Figure record listings:
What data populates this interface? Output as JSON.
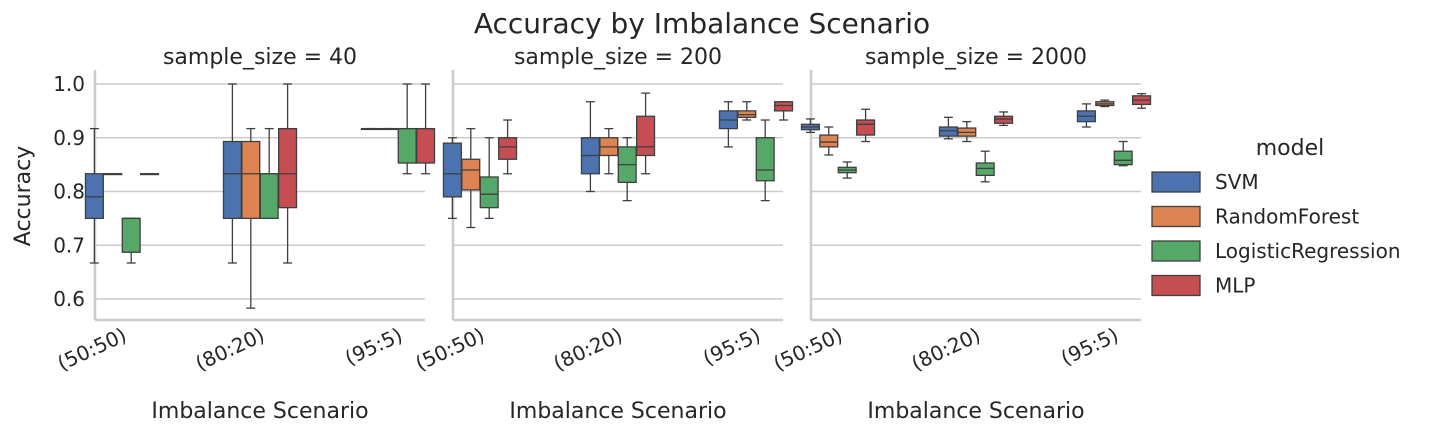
{
  "chart_data": {
    "type": "box",
    "title": "Accuracy by Imbalance Scenario",
    "ylabel": "Accuracy",
    "xlabel": "Imbalance Scenario",
    "ylim": [
      0.56,
      1.02
    ],
    "yticks": [
      "0.6",
      "0.7",
      "0.8",
      "0.9",
      "1.0"
    ],
    "grid": "horizontal",
    "categories": [
      "(50:50)",
      "(80:20)",
      "(95:5)"
    ],
    "legend": {
      "title": "model",
      "position": "right",
      "items": [
        {
          "name": "SVM",
          "color": "#4c72b0"
        },
        {
          "name": "RandomForest",
          "color": "#dd8452"
        },
        {
          "name": "LogisticRegression",
          "color": "#55a868"
        },
        {
          "name": "MLP",
          "color": "#c44e52"
        }
      ]
    },
    "panels": [
      {
        "title": "sample_size = 40",
        "boxes": [
          [
            [
              0.667,
              0.75,
              0.79,
              0.833,
              0.917
            ],
            [
              0.833,
              0.833,
              0.833,
              0.833,
              0.833
            ],
            [
              0.667,
              0.687,
              0.75,
              0.75,
              0.75
            ],
            [
              0.833,
              0.833,
              0.833,
              0.833,
              0.833
            ]
          ],
          [
            [
              0.667,
              0.75,
              0.833,
              0.893,
              1.0
            ],
            [
              0.583,
              0.75,
              0.833,
              0.893,
              0.917
            ],
            [
              0.75,
              0.75,
              0.833,
              0.833,
              0.917
            ],
            [
              0.667,
              0.77,
              0.833,
              0.917,
              1.0
            ]
          ],
          [
            [
              0.917,
              0.917,
              0.917,
              0.917,
              0.917
            ],
            [
              0.917,
              0.917,
              0.917,
              0.917,
              0.917
            ],
            [
              0.833,
              0.853,
              0.917,
              0.917,
              1.0
            ],
            [
              0.833,
              0.853,
              0.917,
              0.917,
              1.0
            ]
          ]
        ]
      },
      {
        "title": "sample_size = 200",
        "boxes": [
          [
            [
              0.75,
              0.79,
              0.833,
              0.89,
              0.9
            ],
            [
              0.733,
              0.803,
              0.84,
              0.86,
              0.917
            ],
            [
              0.75,
              0.77,
              0.795,
              0.827,
              0.9
            ],
            [
              0.833,
              0.86,
              0.883,
              0.9,
              0.933
            ]
          ],
          [
            [
              0.8,
              0.833,
              0.867,
              0.9,
              0.967
            ],
            [
              0.833,
              0.867,
              0.883,
              0.9,
              0.917
            ],
            [
              0.783,
              0.817,
              0.85,
              0.883,
              0.9
            ],
            [
              0.833,
              0.867,
              0.883,
              0.94,
              0.983
            ]
          ],
          [
            [
              0.883,
              0.917,
              0.933,
              0.95,
              0.967
            ],
            [
              0.933,
              0.938,
              0.943,
              0.95,
              0.967
            ],
            [
              0.783,
              0.82,
              0.84,
              0.9,
              0.933
            ],
            [
              0.933,
              0.95,
              0.96,
              0.967,
              0.967
            ]
          ]
        ]
      },
      {
        "title": "sample_size = 2000",
        "boxes": [
          [
            [
              0.91,
              0.915,
              0.92,
              0.925,
              0.935
            ],
            [
              0.868,
              0.883,
              0.892,
              0.905,
              0.92
            ],
            [
              0.825,
              0.835,
              0.84,
              0.845,
              0.855
            ],
            [
              0.893,
              0.905,
              0.925,
              0.933,
              0.953
            ]
          ],
          [
            [
              0.898,
              0.903,
              0.913,
              0.92,
              0.938
            ],
            [
              0.893,
              0.903,
              0.91,
              0.918,
              0.93
            ],
            [
              0.818,
              0.83,
              0.843,
              0.853,
              0.875
            ],
            [
              0.923,
              0.927,
              0.935,
              0.94,
              0.948
            ]
          ],
          [
            [
              0.92,
              0.93,
              0.94,
              0.95,
              0.963
            ],
            [
              0.958,
              0.96,
              0.963,
              0.967,
              0.97
            ],
            [
              0.848,
              0.85,
              0.858,
              0.875,
              0.893
            ],
            [
              0.955,
              0.962,
              0.97,
              0.978,
              0.982
            ]
          ]
        ]
      }
    ]
  }
}
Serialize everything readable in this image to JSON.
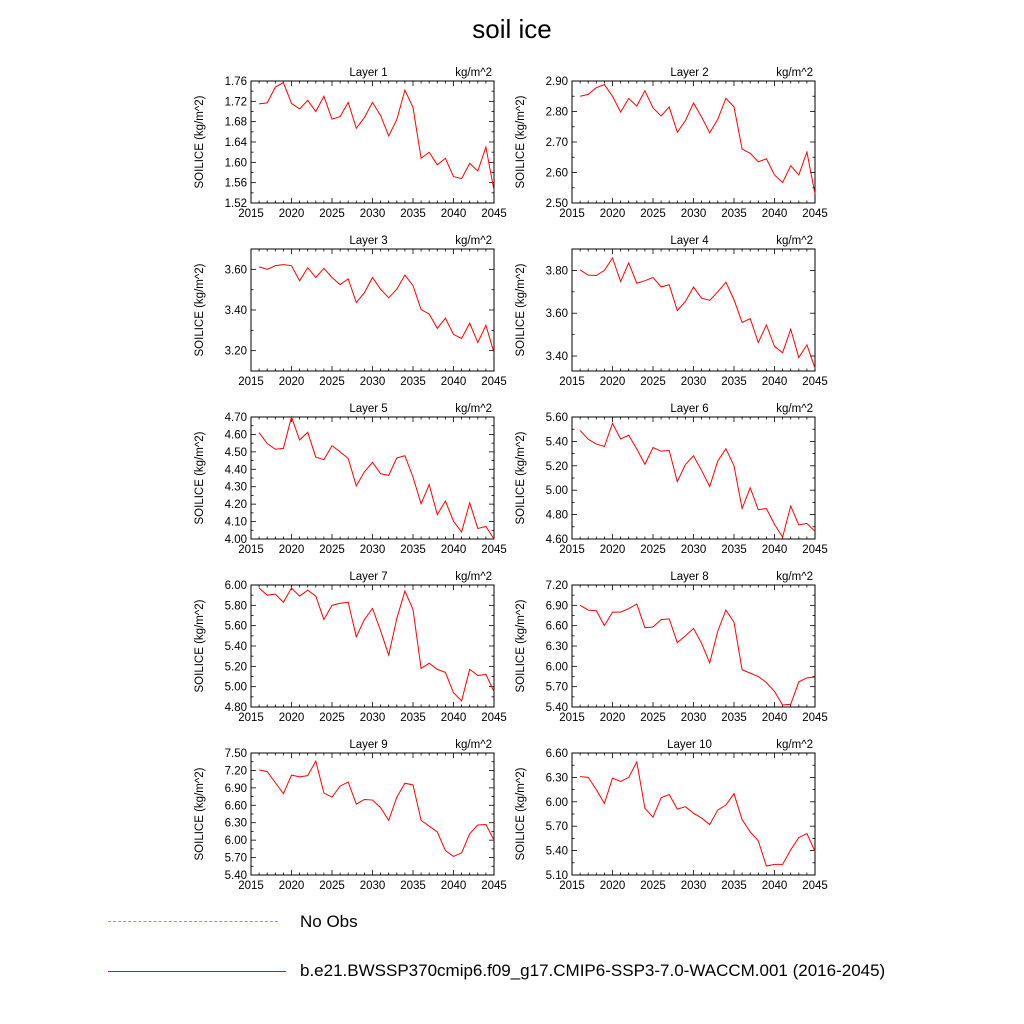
{
  "title": "soil ice",
  "colors": {
    "model": "#ff0000",
    "obs": "#8c8cff",
    "axis": "#000000"
  },
  "legend": {
    "obs_label": "No Obs",
    "model_label": "b.e21.BWSSP370cmip6.f09_g17.CMIP6-SSP3-7.0-WACCM.001 (2016-2045)"
  },
  "chart_data": [
    {
      "type": "line",
      "title": "Layer 1",
      "units": "kg/m^2",
      "ylabel": "SOILICE  (kg/m^2)",
      "xlim": [
        2015,
        2045
      ],
      "xticks": [
        "2015",
        "2020",
        "2025",
        "2030",
        "2035",
        "2040",
        "2045"
      ],
      "ylim": [
        1.52,
        1.76
      ],
      "yticks": [
        "1.52",
        "1.56",
        "1.60",
        "1.64",
        "1.68",
        "1.72",
        "1.76"
      ],
      "x_start": 2016,
      "series": [
        {
          "values": [
            1.715,
            1.717,
            1.748,
            1.757,
            1.716,
            1.705,
            1.722,
            1.7,
            1.73,
            1.685,
            1.69,
            1.718,
            1.667,
            1.688,
            1.718,
            1.692,
            1.652,
            1.684,
            1.742,
            1.708,
            1.608,
            1.62,
            1.595,
            1.608,
            1.572,
            1.568,
            1.598,
            1.583,
            1.63,
            1.545
          ]
        }
      ]
    },
    {
      "type": "line",
      "title": "Layer 2",
      "units": "kg/m^2",
      "ylabel": "SOILICE  (kg/m^2)",
      "xlim": [
        2015,
        2045
      ],
      "xticks": [
        "2015",
        "2020",
        "2025",
        "2030",
        "2035",
        "2040",
        "2045"
      ],
      "ylim": [
        2.5,
        2.9
      ],
      "yticks": [
        "2.50",
        "2.60",
        "2.70",
        "2.80",
        "2.90"
      ],
      "x_start": 2016,
      "series": [
        {
          "values": [
            2.85,
            2.856,
            2.878,
            2.888,
            2.85,
            2.798,
            2.843,
            2.818,
            2.868,
            2.812,
            2.785,
            2.815,
            2.732,
            2.77,
            2.828,
            2.782,
            2.73,
            2.775,
            2.843,
            2.815,
            2.677,
            2.663,
            2.635,
            2.645,
            2.592,
            2.567,
            2.622,
            2.592,
            2.667,
            2.53
          ]
        }
      ]
    },
    {
      "type": "line",
      "title": "Layer 3",
      "units": "kg/m^2",
      "ylabel": "SOILICE  (kg/m^2)",
      "xlim": [
        2015,
        2045
      ],
      "xticks": [
        "2015",
        "2020",
        "2025",
        "2030",
        "2035",
        "2040",
        "2045"
      ],
      "ylim": [
        3.1,
        3.7
      ],
      "yticks": [
        "3.20",
        "3.40",
        "3.60"
      ],
      "x_start": 2016,
      "series": [
        {
          "values": [
            3.612,
            3.6,
            3.618,
            3.623,
            3.618,
            3.543,
            3.608,
            3.56,
            3.605,
            3.56,
            3.525,
            3.553,
            3.437,
            3.485,
            3.56,
            3.502,
            3.46,
            3.502,
            3.572,
            3.52,
            3.402,
            3.38,
            3.31,
            3.36,
            3.28,
            3.26,
            3.335,
            3.24,
            3.325,
            3.19
          ]
        }
      ]
    },
    {
      "type": "line",
      "title": "Layer 4",
      "units": "kg/m^2",
      "ylabel": "SOILICE  (kg/m^2)",
      "xlim": [
        2015,
        2045
      ],
      "xticks": [
        "2015",
        "2020",
        "2025",
        "2030",
        "2035",
        "2040",
        "2045"
      ],
      "ylim": [
        3.33,
        3.9
      ],
      "yticks": [
        "3.40",
        "3.60",
        "3.80"
      ],
      "x_start": 2016,
      "series": [
        {
          "values": [
            3.802,
            3.778,
            3.776,
            3.8,
            3.858,
            3.748,
            3.835,
            3.74,
            3.752,
            3.767,
            3.723,
            3.733,
            3.612,
            3.655,
            3.722,
            3.67,
            3.66,
            3.7,
            3.745,
            3.663,
            3.557,
            3.575,
            3.463,
            3.545,
            3.445,
            3.415,
            3.525,
            3.393,
            3.452,
            3.343
          ]
        }
      ]
    },
    {
      "type": "line",
      "title": "Layer 5",
      "units": "kg/m^2",
      "ylabel": "SOILICE  (kg/m^2)",
      "xlim": [
        2015,
        2045
      ],
      "xticks": [
        "2015",
        "2020",
        "2025",
        "2030",
        "2035",
        "2040",
        "2045"
      ],
      "ylim": [
        4.0,
        4.7
      ],
      "yticks": [
        "4.00",
        "4.10",
        "4.20",
        "4.30",
        "4.40",
        "4.50",
        "4.60",
        "4.70"
      ],
      "x_start": 2016,
      "series": [
        {
          "values": [
            4.61,
            4.548,
            4.515,
            4.52,
            4.7,
            4.568,
            4.612,
            4.47,
            4.455,
            4.535,
            4.5,
            4.462,
            4.305,
            4.385,
            4.44,
            4.375,
            4.365,
            4.465,
            4.478,
            4.355,
            4.202,
            4.312,
            4.14,
            4.218,
            4.102,
            4.04,
            4.208,
            4.06,
            4.072,
            4.0
          ]
        }
      ]
    },
    {
      "type": "line",
      "title": "Layer 6",
      "units": "kg/m^2",
      "ylabel": "SOILICE  (kg/m^2)",
      "xlim": [
        2015,
        2045
      ],
      "xticks": [
        "2015",
        "2020",
        "2025",
        "2030",
        "2035",
        "2040",
        "2045"
      ],
      "ylim": [
        4.6,
        5.6
      ],
      "yticks": [
        "4.60",
        "4.80",
        "5.00",
        "5.20",
        "5.40",
        "5.60"
      ],
      "x_start": 2016,
      "series": [
        {
          "values": [
            5.49,
            5.418,
            5.378,
            5.358,
            5.548,
            5.42,
            5.45,
            5.338,
            5.212,
            5.35,
            5.32,
            5.325,
            5.07,
            5.21,
            5.282,
            5.162,
            5.03,
            5.24,
            5.34,
            5.2,
            4.85,
            5.02,
            4.84,
            4.85,
            4.72,
            4.615,
            4.87,
            4.715,
            4.728,
            4.662
          ]
        }
      ]
    },
    {
      "type": "line",
      "title": "Layer 7",
      "units": "kg/m^2",
      "ylabel": "SOILICE  (kg/m^2)",
      "xlim": [
        2015,
        2045
      ],
      "xticks": [
        "2015",
        "2020",
        "2025",
        "2030",
        "2035",
        "2040",
        "2045"
      ],
      "ylim": [
        4.8,
        6.0
      ],
      "yticks": [
        "4.80",
        "5.00",
        "5.20",
        "5.40",
        "5.60",
        "5.80",
        "6.00"
      ],
      "x_start": 2016,
      "series": [
        {
          "values": [
            5.97,
            5.9,
            5.91,
            5.83,
            5.97,
            5.89,
            5.95,
            5.89,
            5.66,
            5.8,
            5.82,
            5.83,
            5.49,
            5.66,
            5.77,
            5.55,
            5.31,
            5.67,
            5.94,
            5.76,
            5.18,
            5.23,
            5.17,
            5.14,
            4.94,
            4.86,
            5.17,
            5.11,
            5.12,
            4.95
          ]
        }
      ]
    },
    {
      "type": "line",
      "title": "Layer 8",
      "units": "kg/m^2",
      "ylabel": "SOILICE  (kg/m^2)",
      "xlim": [
        2015,
        2045
      ],
      "xticks": [
        "2015",
        "2020",
        "2025",
        "2030",
        "2035",
        "2040",
        "2045"
      ],
      "ylim": [
        5.4,
        7.2
      ],
      "yticks": [
        "5.40",
        "5.70",
        "6.00",
        "6.30",
        "6.60",
        "6.90",
        "7.20"
      ],
      "x_start": 2016,
      "series": [
        {
          "values": [
            6.9,
            6.83,
            6.82,
            6.6,
            6.8,
            6.8,
            6.85,
            6.92,
            6.57,
            6.58,
            6.69,
            6.7,
            6.35,
            6.45,
            6.56,
            6.34,
            6.05,
            6.52,
            6.83,
            6.65,
            5.95,
            5.9,
            5.85,
            5.76,
            5.63,
            5.43,
            5.44,
            5.77,
            5.83,
            5.84
          ]
        }
      ]
    },
    {
      "type": "line",
      "title": "Layer 9",
      "units": "kg/m^2",
      "ylabel": "SOILICE  (kg/m^2)",
      "xlim": [
        2015,
        2045
      ],
      "xticks": [
        "2015",
        "2020",
        "2025",
        "2030",
        "2035",
        "2040",
        "2045"
      ],
      "ylim": [
        5.4,
        7.5
      ],
      "yticks": [
        "5.40",
        "5.70",
        "6.00",
        "6.30",
        "6.60",
        "6.90",
        "7.20",
        "7.50"
      ],
      "x_start": 2016,
      "series": [
        {
          "values": [
            7.21,
            7.18,
            6.99,
            6.8,
            7.12,
            7.09,
            7.11,
            7.36,
            6.81,
            6.74,
            6.93,
            7.0,
            6.62,
            6.7,
            6.69,
            6.56,
            6.34,
            6.74,
            6.98,
            6.95,
            6.34,
            6.24,
            6.14,
            5.82,
            5.72,
            5.78,
            6.11,
            6.26,
            6.27,
            6.0
          ]
        }
      ]
    },
    {
      "type": "line",
      "title": "Layer 10",
      "units": "kg/m^2",
      "ylabel": "SOILICE  (kg/m^2)",
      "xlim": [
        2015,
        2045
      ],
      "xticks": [
        "2015",
        "2020",
        "2025",
        "2030",
        "2035",
        "2040",
        "2045"
      ],
      "ylim": [
        5.1,
        6.6
      ],
      "yticks": [
        "5.10",
        "5.40",
        "5.70",
        "6.00",
        "6.30",
        "6.60"
      ],
      "x_start": 2016,
      "series": [
        {
          "values": [
            6.31,
            6.3,
            6.15,
            5.98,
            6.29,
            6.25,
            6.3,
            6.49,
            5.92,
            5.81,
            6.05,
            6.09,
            5.91,
            5.94,
            5.86,
            5.8,
            5.72,
            5.9,
            5.96,
            6.1,
            5.78,
            5.63,
            5.52,
            5.21,
            5.23,
            5.23,
            5.41,
            5.56,
            5.61,
            5.39
          ]
        }
      ]
    }
  ]
}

▸ **Required task**:
In the records above, collect each line with "JSON".

▸ **Response to the task**:
What data populates this interface? Output as JSON.
Serialize everything readable in this image to JSON.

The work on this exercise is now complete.